- _GIVEN PROBLEM_
Your task is to repeat the entries exactly. Leave the pictures out.

╭─ DATA FOR THIS TASK

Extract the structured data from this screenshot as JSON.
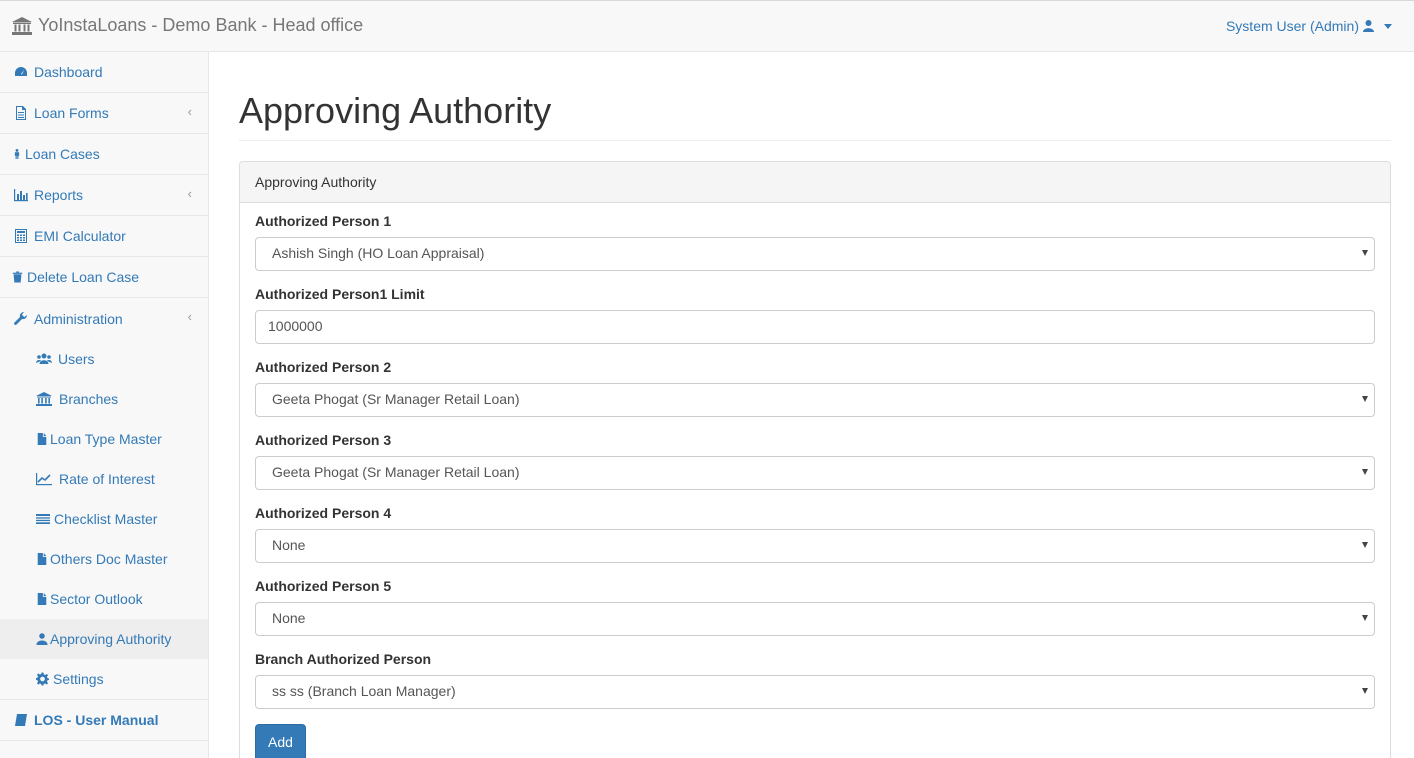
{
  "header": {
    "brand": "YoInstaLoans - Demo Bank - Head office",
    "user": "System User (Admin)"
  },
  "sidebar": {
    "items": [
      {
        "label": "Dashboard",
        "icon": "dashboard-icon"
      },
      {
        "label": "Loan Forms",
        "icon": "file-icon"
      },
      {
        "label": "Loan Cases",
        "icon": "person-icon"
      },
      {
        "label": "Reports",
        "icon": "bar-chart-icon"
      },
      {
        "label": "EMI Calculator",
        "icon": "calculator-icon"
      },
      {
        "label": "Delete Loan Case",
        "icon": "trash-icon"
      },
      {
        "label": "Administration",
        "icon": "wrench-icon"
      }
    ],
    "admin_items": [
      {
        "label": "Users",
        "icon": "users-icon"
      },
      {
        "label": "Branches",
        "icon": "bank-icon"
      },
      {
        "label": "Loan Type Master",
        "icon": "file-icon"
      },
      {
        "label": "Rate of Interest",
        "icon": "line-chart-icon"
      },
      {
        "label": "Checklist Master",
        "icon": "list-icon"
      },
      {
        "label": "Others Doc Master",
        "icon": "file-icon"
      },
      {
        "label": "Sector Outlook",
        "icon": "file-icon"
      },
      {
        "label": "Approving Authority",
        "icon": "user-icon"
      },
      {
        "label": "Settings",
        "icon": "gear-icon"
      }
    ],
    "manual": "LOS - User Manual"
  },
  "page": {
    "title": "Approving Authority",
    "panel_title": "Approving Authority"
  },
  "form": {
    "person1_label": "Authorized Person 1",
    "person1_value": "Ashish Singh (HO Loan Appraisal)",
    "limit1_label": "Authorized Person1 Limit",
    "limit1_value": "1000000",
    "person2_label": "Authorized Person 2",
    "person2_value": "Geeta Phogat (Sr Manager Retail Loan)",
    "person3_label": "Authorized Person 3",
    "person3_value": "Geeta Phogat (Sr Manager Retail Loan)",
    "person4_label": "Authorized Person 4",
    "person4_value": "None",
    "person5_label": "Authorized Person 5",
    "person5_value": "None",
    "branch_label": "Branch Authorized Person",
    "branch_value": "ss ss (Branch Loan Manager)",
    "add_label": "Add"
  },
  "colors": {
    "link": "#337ab7",
    "button": "#337ab7"
  }
}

╰─

- _TASK SOLUTION_
Extract the structured data from this screenshot as JSON.
{
  "header": {
    "brand": "YoInstaLoans - Demo Bank - Head office",
    "user": "System User (Admin)"
  },
  "sidebar": {
    "items": [
      {
        "label": "Dashboard",
        "icon": "dashboard-icon"
      },
      {
        "label": "Loan Forms",
        "icon": "file-icon"
      },
      {
        "label": "Loan Cases",
        "icon": "person-icon"
      },
      {
        "label": "Reports",
        "icon": "bar-chart-icon"
      },
      {
        "label": "EMI Calculator",
        "icon": "calculator-icon"
      },
      {
        "label": "Delete Loan Case",
        "icon": "trash-icon"
      },
      {
        "label": "Administration",
        "icon": "wrench-icon"
      }
    ],
    "admin_items": [
      {
        "label": "Users",
        "icon": "users-icon"
      },
      {
        "label": "Branches",
        "icon": "bank-icon"
      },
      {
        "label": "Loan Type Master",
        "icon": "file-icon"
      },
      {
        "label": "Rate of Interest",
        "icon": "line-chart-icon"
      },
      {
        "label": "Checklist Master",
        "icon": "list-icon"
      },
      {
        "label": "Others Doc Master",
        "icon": "file-icon"
      },
      {
        "label": "Sector Outlook",
        "icon": "file-icon"
      },
      {
        "label": "Approving Authority",
        "icon": "user-icon"
      },
      {
        "label": "Settings",
        "icon": "gear-icon"
      }
    ],
    "manual": "LOS - User Manual"
  },
  "page": {
    "title": "Approving Authority",
    "panel_title": "Approving Authority"
  },
  "form": {
    "person1_label": "Authorized Person 1",
    "person1_value": "Ashish Singh (HO Loan Appraisal)",
    "limit1_label": "Authorized Person1 Limit",
    "limit1_value": "1000000",
    "person2_label": "Authorized Person 2",
    "person2_value": "Geeta Phogat (Sr Manager Retail Loan)",
    "person3_label": "Authorized Person 3",
    "person3_value": "Geeta Phogat (Sr Manager Retail Loan)",
    "person4_label": "Authorized Person 4",
    "person4_value": "None",
    "person5_label": "Authorized Person 5",
    "person5_value": "None",
    "branch_label": "Branch Authorized Person",
    "branch_value": "ss ss (Branch Loan Manager)",
    "add_label": "Add"
  },
  "colors": {
    "link": "#337ab7",
    "button": "#337ab7"
  }
}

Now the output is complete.